— START —
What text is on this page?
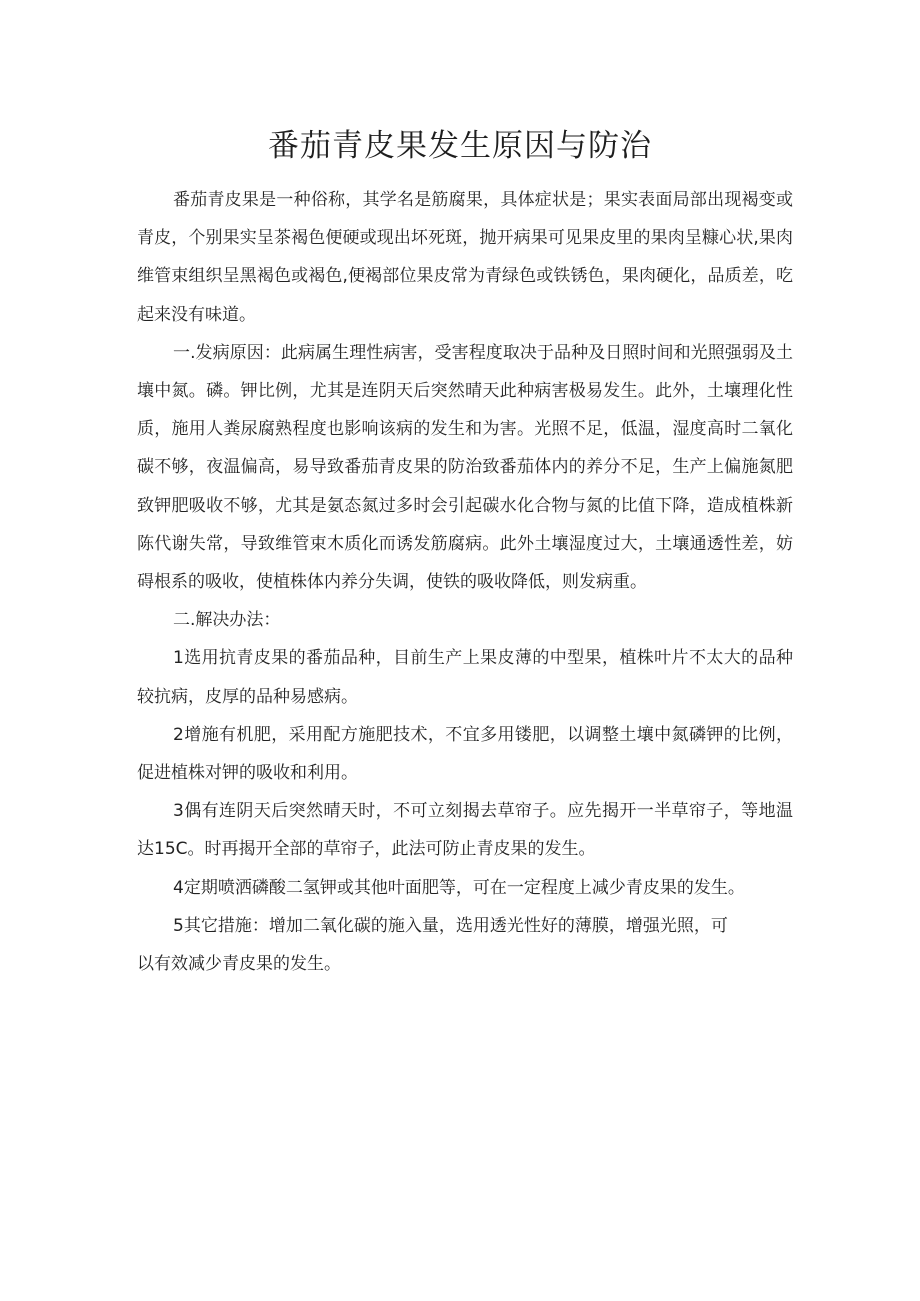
番茄青皮果发生原因与防治

番茄青皮果是一种俗称，其学名是筋腐果，具体症状是；果实表面局部出现褐变或青皮，个别果实呈茶褐色便硬或现出坏死斑，抛开病果可见果皮里的果肉呈糠心状,果肉维管束组织呈黑褐色或褐色,便褐部位果皮常为青绿色或铁锈色，果肉硬化，品质差，吃起来没有味道。

一.发病原因：此病属生理性病害，受害程度取决于品种及日照时间和光照强弱及土壤中氮。磷。钾比例，尤其是连阴天后突然晴天此种病害极易发生。此外，土壤理化性质，施用人粪尿腐熟程度也影响该病的发生和为害。光照不足，低温，湿度高时二氧化碳不够，夜温偏高，易导致番茄青皮果的防治致番茄体内的养分不足，生产上偏施氮肥致钾肥吸收不够，尤其是氨态氮过多时会引起碳水化合物与氮的比值下降，造成植株新陈代谢失常，导致维管束木质化而诱发筋腐病。此外土壤湿度过大，土壤通透性差，妨碍根系的吸收，使植株体内养分失调，使铁的吸收降低，则发病重。

二.解决办法：

1选用抗青皮果的番茄品种，目前生产上果皮薄的中型果，植株叶片不太大的品种较抗病，皮厚的品种易感病。

2增施有机肥，采用配方施肥技术，不宜多用镂肥，以调整土壤中氮磷钾的比例，促进植株对钾的吸收和利用。

3偶有连阴天后突然晴天时，不可立刻揭去草帘子。应先揭开一半草帘子，等地温达15C。时再揭开全部的草帘子，此法可防止青皮果的发生。

4定期喷洒磷酸二氢钾或其他叶面肥等，可在一定程度上减少青皮果的发生。

5其它措施：增加二氧化碳的施入量，选用透光性好的薄膜，增强光照，可

以有效减少青皮果的发生。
— END —
PROBLEM DETAILS: Skip the images and write out the rest of the listing exactly.

OUTPUT FOR THIS EXERCISE:
What text is on this page?
番茄青皮果发生原因与防治

番茄青皮果是一种俗称，其学名是筋腐果，具体症状是；果实表面局部出现褐变或青皮，个别果实呈茶褐色便硬或现出坏死斑，抛开病果可见果皮里的果肉呈糠心状,果肉维管束组织呈黑褐色或褐色,便褐部位果皮常为青绿色或铁锈色，果肉硬化，品质差，吃起来没有味道。

一.发病原因：此病属生理性病害，受害程度取决于品种及日照时间和光照强弱及土壤中氮。磷。钾比例，尤其是连阴天后突然晴天此种病害极易发生。此外，土壤理化性质，施用人粪尿腐熟程度也影响该病的发生和为害。光照不足，低温，湿度高时二氧化碳不够，夜温偏高，易导致番茄青皮果的防治致番茄体内的养分不足，生产上偏施氮肥致钾肥吸收不够，尤其是氨态氮过多时会引起碳水化合物与氮的比值下降，造成植株新陈代谢失常，导致维管束木质化而诱发筋腐病。此外土壤湿度过大，土壤通透性差，妨碍根系的吸收，使植株体内养分失调，使铁的吸收降低，则发病重。

二.解决办法：

1选用抗青皮果的番茄品种，目前生产上果皮薄的中型果，植株叶片不太大的品种较抗病，皮厚的品种易感病。

2增施有机肥，采用配方施肥技术，不宜多用镂肥，以调整土壤中氮磷钾的比例，促进植株对钾的吸收和利用。

3偶有连阴天后突然晴天时，不可立刻揭去草帘子。应先揭开一半草帘子，等地温达15C。时再揭开全部的草帘子，此法可防止青皮果的发生。

4定期喷洒磷酸二氢钾或其他叶面肥等，可在一定程度上减少青皮果的发生。

5其它措施：增加二氧化碳的施入量，选用透光性好的薄膜，增强光照，可

以有效减少青皮果的发生。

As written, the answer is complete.